* _DIRECTIVE_: Extract, from the listing that follows, each line containing the word "médiumniques".

* _GIVEN RECORDS_:

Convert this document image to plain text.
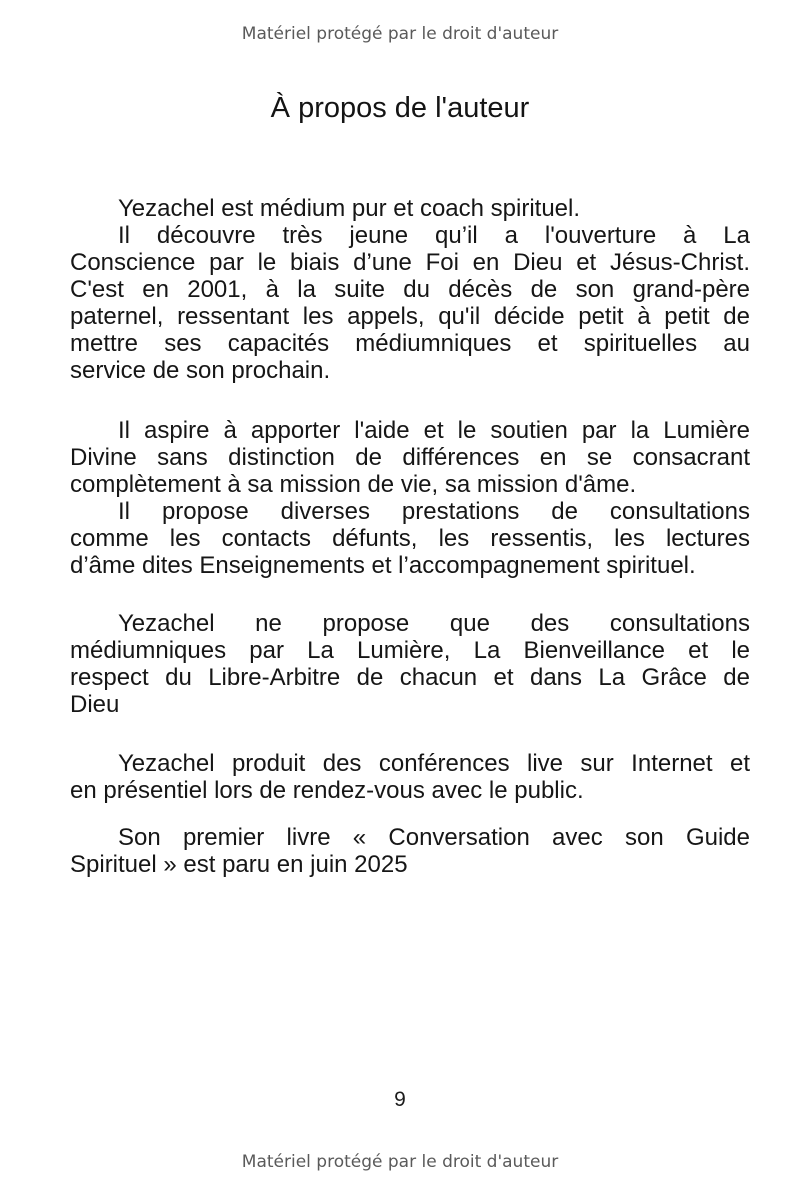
Matériel protégé par le droit d'auteur
À propos de l'auteur
Yezachel est médium pur et coach spirituel.
Il découvre très jeune qu’il a l'ouverture à La
Conscience par le biais d’une Foi en Dieu et Jésus-Christ.
C'est en 2001, à la suite du décès de son grand-père
paternel, ressentant les appels, qu'il décide petit à petit de
mettre ses capacités médiumniques et spirituelles au
service de son prochain.
Il aspire à apporter l'aide et le soutien par la Lumière
Divine sans distinction de différences en se consacrant
complètement à sa mission de vie, sa mission d'âme.
Il propose diverses prestations de consultations
comme les contacts défunts, les ressentis, les lectures
d’âme dites Enseignements et l’accompagnement spirituel.
Yezachel ne propose que des consultations
médiumniques par La Lumière, La Bienveillance et le
respect du Libre-Arbitre de chacun et dans La Grâce de
Dieu
Yezachel produit des conférences live sur Internet et
en présentiel lors de rendez-vous avec le public.
Son premier livre « Conversation avec son Guide
Spirituel » est paru en juin 2025
9
Matériel protégé par le droit d'auteur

* _SOLUTION TO THIS PROBLEM_:
mettre ses capacités médiumniques et spirituelles au
médiumniques par La Lumière, La Bienveillance et le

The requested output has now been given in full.